## Data for this exercise
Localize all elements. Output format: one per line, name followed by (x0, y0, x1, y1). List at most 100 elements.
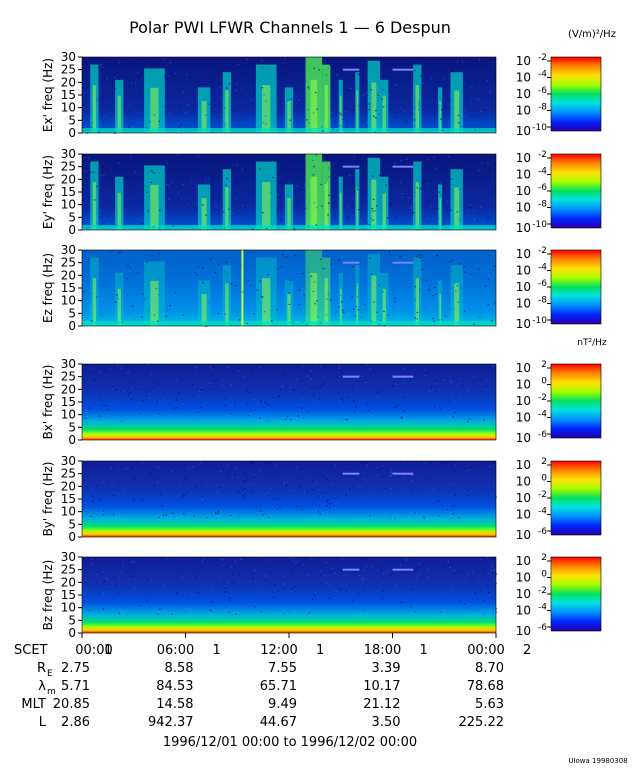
noise-speckle (116, 161, 119, 163)
colorbar-tick-exponent: -4 (538, 410, 547, 420)
noise-speckle (323, 595, 325, 597)
noise-speckle (231, 582, 234, 584)
noise-speckle (345, 494, 347, 496)
noise-speckle (298, 289, 301, 291)
ephemeris-value: 2.86 (61, 715, 90, 730)
noise-speckle (325, 560, 328, 562)
noise-speckle (184, 478, 186, 480)
noise-speckle (130, 82, 133, 84)
noise-speckle (289, 250, 292, 252)
noise-speckle (316, 316, 319, 318)
noise-speckle (394, 270, 396, 272)
noise-speckle (245, 278, 248, 280)
noise-speckle (293, 110, 295, 112)
noise-speckle (289, 557, 291, 559)
noise-speckle (319, 386, 322, 388)
noise-speckle (416, 255, 418, 257)
noise-speckle (100, 175, 103, 177)
noise-speckle (339, 125, 342, 127)
noise-speckle (283, 613, 285, 615)
noise-speckle (434, 382, 437, 384)
noise-speckle (365, 403, 368, 405)
noise-speckle (117, 593, 120, 595)
noise-speckle (118, 61, 121, 63)
noise-speckle (272, 560, 274, 562)
noise-speckle (480, 463, 483, 465)
noise-speckle (433, 488, 435, 490)
noise-speckle (183, 203, 186, 206)
noise-speckle (252, 577, 254, 579)
noise-speckle (252, 483, 254, 485)
noise-speckle (180, 130, 183, 132)
noise-speckle (136, 272, 139, 274)
y-tick-label: 0 (68, 626, 76, 640)
noise-speckle (174, 292, 177, 294)
noise-speckle (89, 515, 92, 517)
noise-speckle (291, 461, 294, 463)
noise-speckle (252, 191, 255, 193)
noise-speckle (308, 122, 311, 124)
noise-speckle (479, 414, 482, 417)
interference-line (392, 68, 414, 71)
noise-speckle (472, 323, 475, 325)
noise-speckle (221, 379, 223, 381)
noise-speckle (208, 177, 210, 180)
noise-speckle (92, 563, 94, 565)
emission-core (454, 283, 460, 326)
noise-speckle (260, 611, 263, 613)
noise-speckle (476, 62, 479, 64)
noise-speckle (387, 129, 390, 131)
noise-speckle (231, 574, 234, 576)
noise-speckle (301, 161, 303, 163)
noise-speckle (486, 584, 489, 586)
noise-speckle (494, 98, 496, 100)
noise-speckle (306, 375, 309, 377)
noise-speckle (177, 154, 179, 156)
noise-speckle (122, 564, 124, 566)
noise-speckle (417, 461, 420, 463)
noise-speckle (303, 206, 306, 208)
noise-speckle (201, 495, 204, 498)
noise-speckle (448, 121, 450, 123)
noise-speckle (330, 300, 332, 302)
noise-speckle (328, 154, 330, 157)
noise-speckle (382, 179, 385, 182)
noise-speckle (288, 157, 291, 159)
emission-core (356, 283, 359, 326)
noise-speckle (153, 314, 155, 316)
noise-speckle (451, 183, 453, 185)
noise-speckle (252, 491, 254, 493)
noise-speckle (246, 322, 249, 325)
noise-speckle (230, 383, 233, 385)
noise-speckle (288, 303, 291, 305)
noise-speckle (493, 59, 496, 62)
noise-speckle (148, 308, 150, 310)
noise-speckle (352, 266, 355, 268)
noise-speckle (102, 510, 105, 512)
noise-speckle (334, 256, 336, 258)
noise-speckle (234, 401, 236, 403)
interference-line (392, 568, 414, 571)
noise-speckle (164, 103, 167, 105)
noise-speckle (287, 99, 290, 101)
noise-speckle (178, 125, 181, 128)
noise-speckle (282, 374, 285, 376)
y-tick-label: 15 (61, 588, 76, 602)
noise-speckle (441, 599, 443, 602)
noise-speckle (329, 298, 332, 300)
colorbar-tick-label: 10 (516, 491, 531, 505)
noise-speckle (345, 399, 347, 402)
noise-speckle (450, 588, 453, 591)
noise-speckle (390, 472, 393, 474)
noise-speckle (453, 411, 455, 413)
noise-speckle (471, 418, 473, 420)
noise-speckle (194, 271, 196, 273)
noise-speckle (116, 294, 118, 296)
colorbar-tick-label: 10 (516, 571, 531, 585)
noise-speckle (295, 69, 297, 71)
noise-speckle (286, 416, 289, 418)
noise-speckle (292, 89, 295, 91)
noise-speckle (293, 272, 295, 274)
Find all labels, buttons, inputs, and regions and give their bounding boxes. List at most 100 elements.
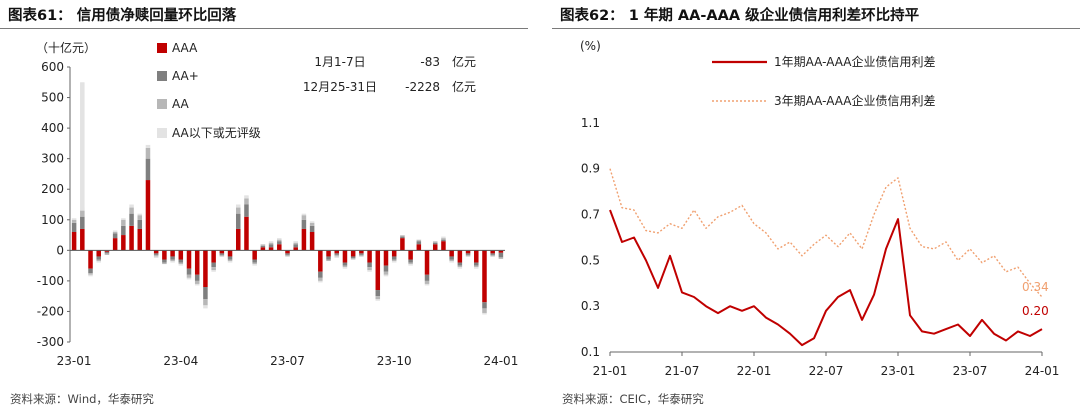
x-tick-label: 22-01 bbox=[737, 364, 772, 378]
left-title-divider bbox=[0, 28, 528, 29]
net-redemption-bar-chart: （十亿元） -300 -200 -100 0 100 200 300 400 500 600 23-0… bbox=[36, 40, 518, 368]
bar-segment-aa-plus bbox=[342, 262, 348, 266]
annotation-unit: 亿元 bbox=[452, 79, 476, 94]
bar-segment-aa-plus bbox=[178, 259, 184, 263]
bar-segment-aa-plus bbox=[129, 213, 134, 226]
bar-segment-below-aa bbox=[112, 230, 118, 232]
legend-swatch bbox=[157, 128, 167, 138]
bar-segment-below-aa bbox=[153, 256, 159, 258]
bar-segment-aa bbox=[137, 215, 143, 220]
bar-segment-below-aa bbox=[252, 264, 257, 266]
bar-segment-aaa bbox=[121, 235, 126, 251]
bar-segment-aa-plus bbox=[96, 256, 101, 260]
bar-segment-aa bbox=[350, 257, 356, 260]
bar-segment-aaa bbox=[211, 250, 216, 263]
annotation-period: 1月1-7日 bbox=[314, 55, 365, 69]
bar-segment-aa bbox=[219, 254, 225, 257]
bar-segment-aa-plus bbox=[293, 244, 298, 248]
bar-segment-aa bbox=[367, 267, 372, 271]
bar-segment-aa-plus bbox=[424, 274, 430, 281]
bar-segment-aa bbox=[71, 219, 77, 223]
bar-segment-aaa bbox=[498, 250, 504, 253]
right-chart-panel: 图表62： 1 年期 AA-AAA 级企业债信用利差环比持平 (%) 0.1 0.3… bbox=[552, 0, 1080, 411]
bar-segment-aaa bbox=[342, 250, 348, 263]
bar-segment-aaa bbox=[293, 247, 298, 251]
bar-segment-aaa bbox=[490, 250, 495, 254]
bar-segment-aa bbox=[301, 215, 307, 220]
credit-spread-line-chart: (%) 0.1 0.3 0.5 0.7 0.9 1.1 21-01 21-07 22-01 22-0… bbox=[580, 39, 1059, 378]
left-chart-title: 图表61： 信用债净赎回量环比回落 bbox=[8, 8, 237, 24]
bar-segment-aa bbox=[490, 254, 495, 257]
y-tick-label: -100 bbox=[37, 274, 64, 288]
bar-segment-aa-plus bbox=[153, 253, 159, 255]
bar-segment-aaa bbox=[416, 244, 422, 251]
bar-segment-aaa bbox=[268, 247, 274, 251]
bar-segment-aa-plus bbox=[400, 236, 405, 239]
bar-segment-below-aa bbox=[129, 204, 134, 208]
bar-segment-aa bbox=[309, 222, 315, 226]
legend-label: AAA bbox=[172, 41, 198, 55]
bar-segment-below-aa bbox=[145, 144, 151, 148]
bar-segment-aa bbox=[121, 219, 126, 226]
bar-segment-aa-plus bbox=[219, 253, 225, 255]
bar-segment-aa-plus bbox=[408, 259, 413, 263]
bar-segment-below-aa bbox=[441, 236, 446, 239]
x-tick-label: 24-01 bbox=[483, 354, 518, 368]
bar-segment-aaa bbox=[285, 250, 290, 254]
y-tick-label: -300 bbox=[37, 335, 64, 349]
end-label-1y: 0.20 bbox=[1022, 304, 1049, 318]
bar-segment-aa bbox=[416, 239, 422, 242]
bar-segment-aaa bbox=[96, 250, 101, 257]
bar-segment-below-aa bbox=[277, 238, 282, 240]
bar-segment-below-aa bbox=[203, 305, 208, 309]
y-tick-label: 0 bbox=[56, 243, 64, 257]
bar-segment-aa-plus bbox=[318, 271, 323, 278]
bar-segment-aa bbox=[318, 277, 323, 281]
bar-segment-aaa bbox=[235, 228, 241, 251]
line-spread-1y bbox=[609, 209, 1043, 347]
bar-segment-aa-plus bbox=[80, 216, 85, 229]
bar-segment-aa-plus bbox=[145, 158, 151, 181]
x-tick-label: 23-04 bbox=[163, 354, 198, 368]
bar-segment-aa-plus bbox=[474, 262, 479, 266]
bar-segment-aaa bbox=[449, 250, 454, 257]
bar-segment-below-aa bbox=[424, 283, 430, 286]
bar-segment-aa bbox=[80, 210, 85, 217]
y-tick-label: 100 bbox=[41, 213, 64, 227]
bar-segment-aa bbox=[96, 259, 101, 262]
bar-segment-aaa bbox=[244, 216, 249, 251]
bar-segment-aaa bbox=[219, 250, 225, 254]
annotation-period: 12月25-31日 bbox=[303, 80, 377, 94]
bar-segment-aaa bbox=[408, 250, 413, 260]
bar-segment-aa-plus bbox=[326, 256, 331, 260]
bar-segment-below-aa bbox=[375, 299, 381, 301]
y-tick-label: 1.1 bbox=[581, 116, 600, 130]
bar-segment-aa bbox=[277, 239, 282, 242]
bar-segment-aa-plus bbox=[194, 274, 200, 281]
bar-segment-below-aa bbox=[416, 239, 422, 241]
bar-segment-aa bbox=[400, 235, 405, 237]
x-tick-label: 21-07 bbox=[665, 364, 700, 378]
bar-segment-below-aa bbox=[318, 280, 323, 283]
bar-segment-aa bbox=[441, 238, 446, 240]
bar-segment-aa-plus bbox=[301, 219, 307, 229]
bar-segment-aa bbox=[227, 259, 233, 262]
bar-segment-aa-plus bbox=[350, 256, 356, 258]
bar-segment-aa bbox=[153, 254, 159, 257]
bar-segment-aaa bbox=[260, 247, 266, 251]
bar-segment-aa-plus bbox=[391, 256, 397, 260]
bar-segment-aa-plus bbox=[203, 287, 208, 300]
legend-swatch bbox=[157, 71, 167, 81]
x-tick-label: 23-10 bbox=[377, 354, 412, 368]
bar-segment-aa bbox=[342, 265, 348, 268]
bar-segment-aa bbox=[285, 254, 290, 257]
bar-segment-aa-plus bbox=[416, 241, 422, 245]
right-y-unit-label: (%) bbox=[580, 39, 601, 53]
bar-segment-aaa bbox=[474, 250, 479, 263]
bar-segment-aa bbox=[334, 254, 340, 257]
bar-segment-aaa bbox=[457, 250, 463, 263]
bar-segment-aa-plus bbox=[490, 253, 495, 255]
bar-segment-aa bbox=[104, 253, 110, 255]
bar-segment-aa bbox=[457, 265, 463, 268]
bar-segment-aa-plus bbox=[244, 204, 249, 217]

## What you need to do
Output the lines from the one containing "noise-speckle (116, 161, 119, 163)" through the one containing "noise-speckle (92, 563, 94, 565)", both included, as a Markdown table whose column "No." holds the row number and whose column "Line" holds the line, omitting blank lines.

## Task output
| No. | Line |
|---|---|
| 1 | noise-speckle (116, 161, 119, 163) |
| 2 | colorbar-tick-exponent: -4 (538, 410, 547, 420) |
| 3 | noise-speckle (323, 595, 325, 597) |
| 4 | noise-speckle (231, 582, 234, 584) |
| 5 | noise-speckle (345, 494, 347, 496) |
| 6 | noise-speckle (298, 289, 301, 291) |
| 7 | ephemeris-value: 2.86 (61, 715, 90, 730) |
| 8 | noise-speckle (325, 560, 328, 562) |
| 9 | noise-speckle (184, 478, 186, 480) |
| 10 | noise-speckle (130, 82, 133, 84) |
| 11 | noise-speckle (289, 250, 292, 252) |
| 12 | noise-speckle (316, 316, 319, 318) |
| 13 | noise-speckle (394, 270, 396, 272) |
| 14 | noise-speckle (245, 278, 248, 280) |
| 15 | noise-speckle (293, 110, 295, 112) |
| 16 | noise-speckle (289, 557, 291, 559) |
| 17 | noise-speckle (319, 386, 322, 388) |
| 18 | noise-speckle (416, 255, 418, 257) |
| 19 | noise-speckle (100, 175, 103, 177) |
| 20 | noise-speckle (339, 125, 342, 127) |
| 21 | noise-speckle (283, 613, 285, 615) |
| 22 | noise-speckle (434, 382, 437, 384) |
| 23 | noise-speckle (365, 403, 368, 405) |
| 24 | noise-speckle (117, 593, 120, 595) |
| 25 | noise-speckle (118, 61, 121, 63) |
| 26 | noise-speckle (272, 560, 274, 562) |
| 27 | noise-speckle (480, 463, 483, 465) |
| 28 | noise-speckle (433, 488, 435, 490) |
| 29 | noise-speckle (183, 203, 186, 206) |
| 30 | noise-speckle (252, 577, 254, 579) |
| 31 | noise-speckle (252, 483, 254, 485) |
| 32 | noise-speckle (180, 130, 183, 132) |
| 33 | noise-speckle (136, 272, 139, 274) |
| 34 | y-tick-label: 0 (68, 626, 76, 640) |
| 35 | noise-speckle (174, 292, 177, 294) |
| 36 | noise-speckle (89, 515, 92, 517) |
| 37 | noise-speckle (291, 461, 294, 463) |
| 38 | noise-speckle (252, 191, 255, 193) |
| 39 | noise-speckle (308, 122, 311, 124) |
| 40 | noise-speckle (479, 414, 482, 417) |
| 41 | interference-line (392, 68, 414, 71) |
| 42 | noise-speckle (472, 323, 475, 325) |
| 43 | noise-speckle (221, 379, 223, 381) |
| 44 | noise-speckle (208, 177, 210, 180) |
| 45 | noise-speckle (92, 563, 94, 565) |